TASK TO COMPLETE: Reproduce the whole listing, character for character.

SUPPLIED MATERIAL:
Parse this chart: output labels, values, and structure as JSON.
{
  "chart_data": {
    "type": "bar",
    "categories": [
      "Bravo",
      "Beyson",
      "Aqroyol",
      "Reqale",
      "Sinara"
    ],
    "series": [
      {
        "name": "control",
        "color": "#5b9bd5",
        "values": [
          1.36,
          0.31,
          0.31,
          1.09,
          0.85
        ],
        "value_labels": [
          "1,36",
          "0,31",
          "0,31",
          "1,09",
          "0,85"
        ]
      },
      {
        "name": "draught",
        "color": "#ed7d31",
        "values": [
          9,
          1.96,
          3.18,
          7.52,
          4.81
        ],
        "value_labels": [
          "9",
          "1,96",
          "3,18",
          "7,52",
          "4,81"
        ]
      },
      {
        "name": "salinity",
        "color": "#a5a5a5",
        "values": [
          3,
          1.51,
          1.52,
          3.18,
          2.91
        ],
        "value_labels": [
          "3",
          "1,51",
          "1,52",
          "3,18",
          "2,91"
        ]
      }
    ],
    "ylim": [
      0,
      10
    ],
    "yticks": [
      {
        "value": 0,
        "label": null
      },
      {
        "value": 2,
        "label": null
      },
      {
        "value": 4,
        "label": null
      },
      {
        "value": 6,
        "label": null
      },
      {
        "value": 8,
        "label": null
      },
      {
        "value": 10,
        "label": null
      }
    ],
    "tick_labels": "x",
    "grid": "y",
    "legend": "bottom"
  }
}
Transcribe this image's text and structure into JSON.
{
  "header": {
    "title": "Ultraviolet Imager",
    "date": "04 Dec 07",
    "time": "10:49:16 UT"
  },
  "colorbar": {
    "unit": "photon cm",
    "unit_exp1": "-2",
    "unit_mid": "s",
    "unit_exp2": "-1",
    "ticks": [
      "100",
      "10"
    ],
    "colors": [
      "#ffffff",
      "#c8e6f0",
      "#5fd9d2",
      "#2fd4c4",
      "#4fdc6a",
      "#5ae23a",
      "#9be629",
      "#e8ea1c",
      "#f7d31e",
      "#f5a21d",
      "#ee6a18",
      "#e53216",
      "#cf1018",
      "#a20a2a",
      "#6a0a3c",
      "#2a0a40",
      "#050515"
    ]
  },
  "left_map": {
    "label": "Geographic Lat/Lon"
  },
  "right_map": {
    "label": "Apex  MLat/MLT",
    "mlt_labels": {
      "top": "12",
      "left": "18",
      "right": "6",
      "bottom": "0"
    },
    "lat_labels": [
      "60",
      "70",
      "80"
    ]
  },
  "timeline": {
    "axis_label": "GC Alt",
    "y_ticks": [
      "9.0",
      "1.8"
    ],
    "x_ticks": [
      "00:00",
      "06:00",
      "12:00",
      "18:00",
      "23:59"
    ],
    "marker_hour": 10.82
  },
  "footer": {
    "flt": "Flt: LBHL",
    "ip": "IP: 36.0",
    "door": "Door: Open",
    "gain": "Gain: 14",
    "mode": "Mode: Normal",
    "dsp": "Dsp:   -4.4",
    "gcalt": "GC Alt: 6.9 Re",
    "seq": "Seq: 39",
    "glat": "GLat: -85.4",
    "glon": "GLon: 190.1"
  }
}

FINISHED TASK:
Parse this chart: output labels, values, and structure as JSON.
{
  "chart_data": {
    "type": "bar",
    "categories": [
      "Bravo",
      "Beyson",
      "Aqroyol",
      "Reqale",
      "Sinara"
    ],
    "series": [
      {
        "name": "control",
        "color": "#5b9bd5",
        "values": [
          1.36,
          0.31,
          0.31,
          1.09,
          0.85
        ],
        "value_labels": [
          "1,36",
          "0,31",
          "0,31",
          "1,09",
          "0,85"
        ]
      },
      {
        "name": "draught",
        "color": "#ed7d31",
        "values": [
          9,
          1.96,
          3.18,
          7.52,
          4.81
        ],
        "value_labels": [
          "9",
          "1,96",
          "3,18",
          "7,52",
          "4,81"
        ]
      },
      {
        "name": "salinity",
        "color": "#a5a5a5",
        "values": [
          3,
          1.51,
          1.52,
          3.18,
          2.91
        ],
        "value_labels": [
          "3",
          "1,51",
          "1,52",
          "3,18",
          "2,91"
        ]
      }
    ],
    "ylim": [
      0,
      10
    ],
    "yticks": [
      {
        "value": 0,
        "label": null
      },
      {
        "value": 2,
        "label": null
      },
      {
        "value": 4,
        "label": null
      },
      {
        "value": 6,
        "label": null
      },
      {
        "value": 8,
        "label": null
      },
      {
        "value": 10,
        "label": null
      }
    ],
    "tick_labels": "x",
    "grid": "y",
    "legend": "bottom"
  }
}
Transcribe this image's text and structure into JSON.
{
  "header": {
    "title": "Ultraviolet Imager",
    "date": "04 Dec 07",
    "time": "10:49:16 UT"
  },
  "colorbar": {
    "unit": "photon cm",
    "unit_exp1": "-2",
    "unit_mid": "s",
    "unit_exp2": "-1",
    "ticks": [
      "100",
      "10"
    ],
    "colors": [
      "#ffffff",
      "#c8e6f0",
      "#5fd9d2",
      "#2fd4c4",
      "#4fdc6a",
      "#5ae23a",
      "#9be629",
      "#e8ea1c",
      "#f7d31e",
      "#f5a21d",
      "#ee6a18",
      "#e53216",
      "#cf1018",
      "#a20a2a",
      "#6a0a3c",
      "#2a0a40",
      "#050515"
    ]
  },
  "left_map": {
    "label": "Geographic Lat/Lon"
  },
  "right_map": {
    "label": "Apex  MLat/MLT",
    "mlt_labels": {
      "top": "12",
      "left": "18",
      "right": "6",
      "bottom": "0"
    },
    "lat_labels": [
      "60",
      "70",
      "80"
    ]
  },
  "timeline": {
    "axis_label": "GC Alt",
    "y_ticks": [
      "9.0",
      "1.8"
    ],
    "x_ticks": [
      "00:00",
      "06:00",
      "12:00",
      "18:00",
      "23:59"
    ],
    "marker_hour": 10.82
  },
  "footer": {
    "flt": "Flt: LBHL",
    "ip": "IP: 36.0",
    "door": "Door: Open",
    "gain": "Gain: 14",
    "mode": "Mode: Normal",
    "dsp": "Dsp:   -4.4",
    "gcalt": "GC Alt: 6.9 Re",
    "seq": "Seq: 39",
    "glat": "GLat: -85.4",
    "glon": "GLon: 190.1"
  }
}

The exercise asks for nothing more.